◆ The request ◆
Below are records. Copy every line with "пункта" in it.

──────────

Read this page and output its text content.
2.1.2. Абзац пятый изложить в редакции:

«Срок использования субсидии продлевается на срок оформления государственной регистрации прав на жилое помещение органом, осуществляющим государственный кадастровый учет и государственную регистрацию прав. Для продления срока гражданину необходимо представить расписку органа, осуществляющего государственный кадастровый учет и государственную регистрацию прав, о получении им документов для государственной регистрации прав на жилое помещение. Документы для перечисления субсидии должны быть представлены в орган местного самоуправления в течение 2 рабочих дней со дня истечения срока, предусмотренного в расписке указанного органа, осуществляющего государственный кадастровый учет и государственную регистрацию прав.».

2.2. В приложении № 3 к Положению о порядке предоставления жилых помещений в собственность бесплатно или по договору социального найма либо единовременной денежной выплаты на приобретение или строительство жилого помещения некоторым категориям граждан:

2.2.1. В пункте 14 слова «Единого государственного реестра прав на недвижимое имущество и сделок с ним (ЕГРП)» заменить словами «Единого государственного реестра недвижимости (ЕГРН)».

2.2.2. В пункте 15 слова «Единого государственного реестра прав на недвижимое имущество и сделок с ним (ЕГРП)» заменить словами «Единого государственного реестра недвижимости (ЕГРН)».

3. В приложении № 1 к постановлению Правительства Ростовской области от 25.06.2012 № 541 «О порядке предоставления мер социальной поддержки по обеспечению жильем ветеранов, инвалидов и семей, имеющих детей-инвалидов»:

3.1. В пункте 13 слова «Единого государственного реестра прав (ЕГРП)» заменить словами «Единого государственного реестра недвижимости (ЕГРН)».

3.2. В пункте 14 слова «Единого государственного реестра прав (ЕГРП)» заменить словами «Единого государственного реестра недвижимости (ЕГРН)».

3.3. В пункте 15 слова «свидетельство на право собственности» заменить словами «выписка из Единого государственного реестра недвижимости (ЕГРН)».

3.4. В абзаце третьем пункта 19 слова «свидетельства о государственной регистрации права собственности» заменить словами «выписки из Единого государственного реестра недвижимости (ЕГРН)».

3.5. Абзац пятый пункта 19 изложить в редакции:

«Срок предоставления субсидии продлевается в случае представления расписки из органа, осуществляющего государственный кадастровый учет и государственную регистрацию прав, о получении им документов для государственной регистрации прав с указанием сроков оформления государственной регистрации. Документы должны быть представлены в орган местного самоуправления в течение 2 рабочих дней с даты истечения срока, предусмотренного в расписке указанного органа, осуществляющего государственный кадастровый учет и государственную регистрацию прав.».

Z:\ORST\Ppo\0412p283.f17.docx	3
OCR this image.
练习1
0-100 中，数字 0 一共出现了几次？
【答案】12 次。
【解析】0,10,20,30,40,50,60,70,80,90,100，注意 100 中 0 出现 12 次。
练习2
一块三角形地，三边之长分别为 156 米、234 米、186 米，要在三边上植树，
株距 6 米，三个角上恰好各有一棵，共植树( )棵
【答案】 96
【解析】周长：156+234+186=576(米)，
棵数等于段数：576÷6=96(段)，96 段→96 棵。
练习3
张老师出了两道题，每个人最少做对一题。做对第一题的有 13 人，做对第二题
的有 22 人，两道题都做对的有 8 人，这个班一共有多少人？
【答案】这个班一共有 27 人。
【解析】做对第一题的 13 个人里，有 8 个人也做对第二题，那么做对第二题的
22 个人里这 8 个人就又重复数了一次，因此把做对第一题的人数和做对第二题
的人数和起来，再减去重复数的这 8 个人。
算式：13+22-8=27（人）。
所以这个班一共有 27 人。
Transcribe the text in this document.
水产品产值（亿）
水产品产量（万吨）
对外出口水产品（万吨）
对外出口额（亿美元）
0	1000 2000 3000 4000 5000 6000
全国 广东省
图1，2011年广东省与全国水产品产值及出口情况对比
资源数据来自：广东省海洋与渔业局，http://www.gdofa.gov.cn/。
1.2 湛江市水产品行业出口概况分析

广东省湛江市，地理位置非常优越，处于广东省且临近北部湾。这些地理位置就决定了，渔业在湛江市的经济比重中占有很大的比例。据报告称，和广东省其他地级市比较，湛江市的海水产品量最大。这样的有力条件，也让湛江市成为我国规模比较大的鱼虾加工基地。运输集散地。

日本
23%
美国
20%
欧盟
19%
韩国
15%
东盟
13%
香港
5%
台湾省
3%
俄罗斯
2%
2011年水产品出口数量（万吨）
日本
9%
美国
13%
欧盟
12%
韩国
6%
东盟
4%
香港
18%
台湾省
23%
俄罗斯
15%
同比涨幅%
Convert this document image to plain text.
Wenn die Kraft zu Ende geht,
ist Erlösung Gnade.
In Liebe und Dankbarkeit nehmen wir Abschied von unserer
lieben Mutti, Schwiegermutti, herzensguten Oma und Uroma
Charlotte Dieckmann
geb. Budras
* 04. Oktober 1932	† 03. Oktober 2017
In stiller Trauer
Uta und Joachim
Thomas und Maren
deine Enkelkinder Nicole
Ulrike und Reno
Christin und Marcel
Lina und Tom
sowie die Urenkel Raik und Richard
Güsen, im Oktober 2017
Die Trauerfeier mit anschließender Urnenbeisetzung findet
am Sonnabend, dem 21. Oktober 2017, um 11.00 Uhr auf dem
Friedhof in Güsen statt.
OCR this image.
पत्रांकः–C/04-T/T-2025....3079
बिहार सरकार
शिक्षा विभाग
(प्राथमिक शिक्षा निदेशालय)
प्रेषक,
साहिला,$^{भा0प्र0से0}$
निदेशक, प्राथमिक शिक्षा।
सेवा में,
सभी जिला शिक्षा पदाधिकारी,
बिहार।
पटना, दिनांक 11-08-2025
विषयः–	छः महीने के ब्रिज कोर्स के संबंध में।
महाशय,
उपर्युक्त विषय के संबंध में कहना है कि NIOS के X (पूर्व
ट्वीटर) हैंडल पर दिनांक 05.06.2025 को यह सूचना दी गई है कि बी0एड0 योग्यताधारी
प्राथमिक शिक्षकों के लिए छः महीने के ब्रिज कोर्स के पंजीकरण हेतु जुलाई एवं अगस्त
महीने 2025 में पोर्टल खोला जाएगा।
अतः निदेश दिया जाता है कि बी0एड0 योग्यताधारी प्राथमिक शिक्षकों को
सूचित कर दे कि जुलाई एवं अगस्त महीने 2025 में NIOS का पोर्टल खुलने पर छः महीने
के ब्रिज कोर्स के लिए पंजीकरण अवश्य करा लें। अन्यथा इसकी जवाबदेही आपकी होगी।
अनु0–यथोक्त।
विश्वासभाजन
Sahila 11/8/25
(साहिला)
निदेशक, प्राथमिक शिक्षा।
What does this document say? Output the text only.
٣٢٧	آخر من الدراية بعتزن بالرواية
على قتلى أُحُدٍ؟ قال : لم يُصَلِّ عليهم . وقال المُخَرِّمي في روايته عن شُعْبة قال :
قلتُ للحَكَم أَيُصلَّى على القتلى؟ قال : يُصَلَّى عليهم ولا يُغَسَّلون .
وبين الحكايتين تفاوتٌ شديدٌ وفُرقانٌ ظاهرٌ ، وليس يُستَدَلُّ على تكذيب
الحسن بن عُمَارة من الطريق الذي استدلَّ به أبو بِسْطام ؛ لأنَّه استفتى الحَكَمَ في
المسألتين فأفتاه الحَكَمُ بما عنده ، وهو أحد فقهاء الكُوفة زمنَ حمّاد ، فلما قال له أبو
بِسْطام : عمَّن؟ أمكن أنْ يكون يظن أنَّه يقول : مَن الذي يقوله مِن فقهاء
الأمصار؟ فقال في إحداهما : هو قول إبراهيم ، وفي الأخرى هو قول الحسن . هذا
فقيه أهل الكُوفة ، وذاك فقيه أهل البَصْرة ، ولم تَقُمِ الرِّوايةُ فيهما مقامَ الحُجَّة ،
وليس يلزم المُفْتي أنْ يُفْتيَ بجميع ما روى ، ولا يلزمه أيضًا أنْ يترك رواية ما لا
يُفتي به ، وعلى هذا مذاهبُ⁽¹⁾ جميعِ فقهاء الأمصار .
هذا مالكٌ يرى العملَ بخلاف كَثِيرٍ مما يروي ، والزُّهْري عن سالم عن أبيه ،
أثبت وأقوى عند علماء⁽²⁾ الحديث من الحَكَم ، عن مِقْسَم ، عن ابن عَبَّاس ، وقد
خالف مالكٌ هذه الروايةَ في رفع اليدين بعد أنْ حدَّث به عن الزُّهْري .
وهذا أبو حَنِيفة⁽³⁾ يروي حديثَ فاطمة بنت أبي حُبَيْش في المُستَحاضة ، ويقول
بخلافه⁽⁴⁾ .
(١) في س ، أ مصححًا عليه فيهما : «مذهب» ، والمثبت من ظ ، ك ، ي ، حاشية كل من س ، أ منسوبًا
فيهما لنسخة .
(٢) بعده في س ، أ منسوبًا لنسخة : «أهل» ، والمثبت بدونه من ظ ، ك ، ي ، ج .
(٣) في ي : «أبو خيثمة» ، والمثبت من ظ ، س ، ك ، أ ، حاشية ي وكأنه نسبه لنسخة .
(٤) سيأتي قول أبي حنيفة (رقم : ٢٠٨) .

──────────

◆ Answer below ◆
3.4. В абзаце третьем пункта 19 слова «свидетельства о государственной регистрации права собственности» заменить словами «выписки из Единого государственного реестра недвижимости (ЕГРН)».
3.5. Абзац пятый пункта 19 изложить в редакции:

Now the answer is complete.